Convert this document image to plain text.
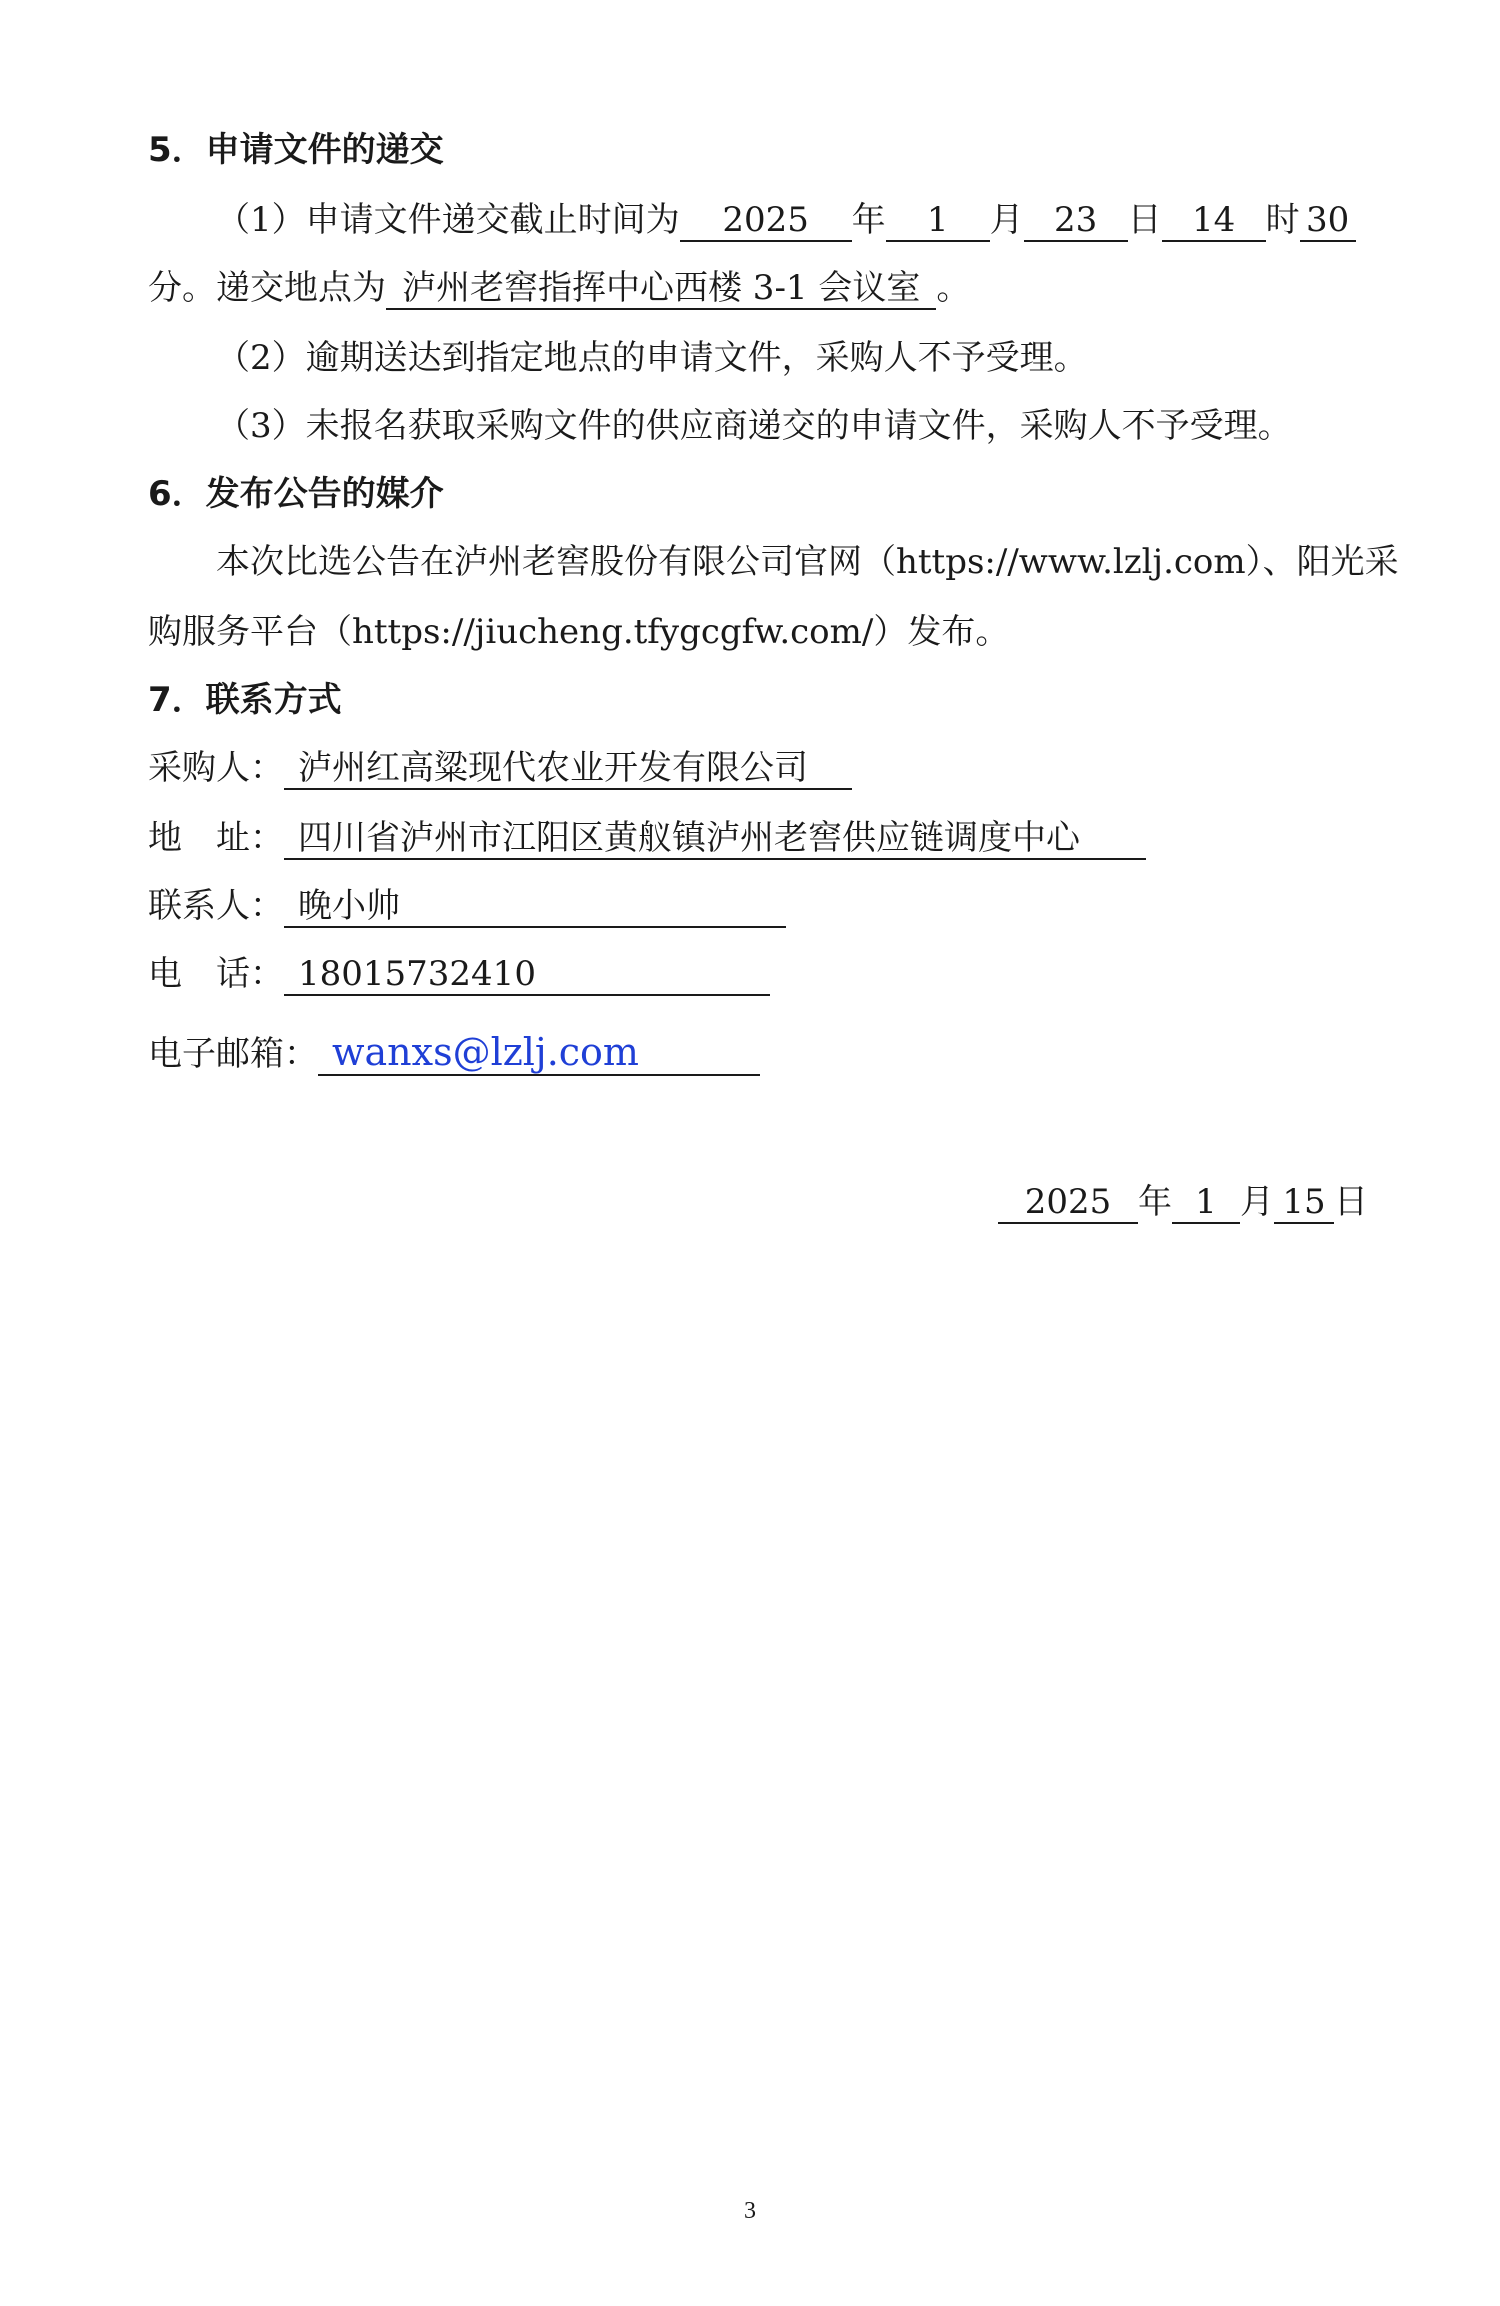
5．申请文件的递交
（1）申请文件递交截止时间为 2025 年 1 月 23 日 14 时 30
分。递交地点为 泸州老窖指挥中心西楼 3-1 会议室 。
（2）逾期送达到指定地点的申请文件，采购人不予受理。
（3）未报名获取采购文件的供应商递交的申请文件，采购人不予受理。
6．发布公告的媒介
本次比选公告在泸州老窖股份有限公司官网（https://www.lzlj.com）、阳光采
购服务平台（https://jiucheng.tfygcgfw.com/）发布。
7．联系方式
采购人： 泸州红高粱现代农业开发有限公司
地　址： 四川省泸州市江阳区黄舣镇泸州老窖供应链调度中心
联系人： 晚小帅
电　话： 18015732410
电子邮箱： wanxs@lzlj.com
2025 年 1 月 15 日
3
----
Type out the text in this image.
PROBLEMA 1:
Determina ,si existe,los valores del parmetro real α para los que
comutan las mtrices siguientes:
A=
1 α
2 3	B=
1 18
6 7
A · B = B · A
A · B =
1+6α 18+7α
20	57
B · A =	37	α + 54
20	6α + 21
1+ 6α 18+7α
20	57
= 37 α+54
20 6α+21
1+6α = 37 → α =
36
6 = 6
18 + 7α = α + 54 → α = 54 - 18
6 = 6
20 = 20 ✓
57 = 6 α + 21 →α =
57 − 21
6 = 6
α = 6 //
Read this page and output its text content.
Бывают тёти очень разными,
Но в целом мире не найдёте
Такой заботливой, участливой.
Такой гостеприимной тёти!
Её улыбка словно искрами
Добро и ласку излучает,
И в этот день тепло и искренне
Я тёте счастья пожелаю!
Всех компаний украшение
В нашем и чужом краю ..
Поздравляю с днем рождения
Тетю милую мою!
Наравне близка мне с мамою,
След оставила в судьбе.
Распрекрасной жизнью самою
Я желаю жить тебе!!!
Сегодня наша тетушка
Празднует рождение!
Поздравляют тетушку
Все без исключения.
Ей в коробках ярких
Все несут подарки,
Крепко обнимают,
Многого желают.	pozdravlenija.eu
----
EXERCISE TASK | Which lines contain "тёти"? Copy each of them out.

RESULT OF THE EXERCISE |
Бывают тёти очень разными,
Такой гостеприимной тёти!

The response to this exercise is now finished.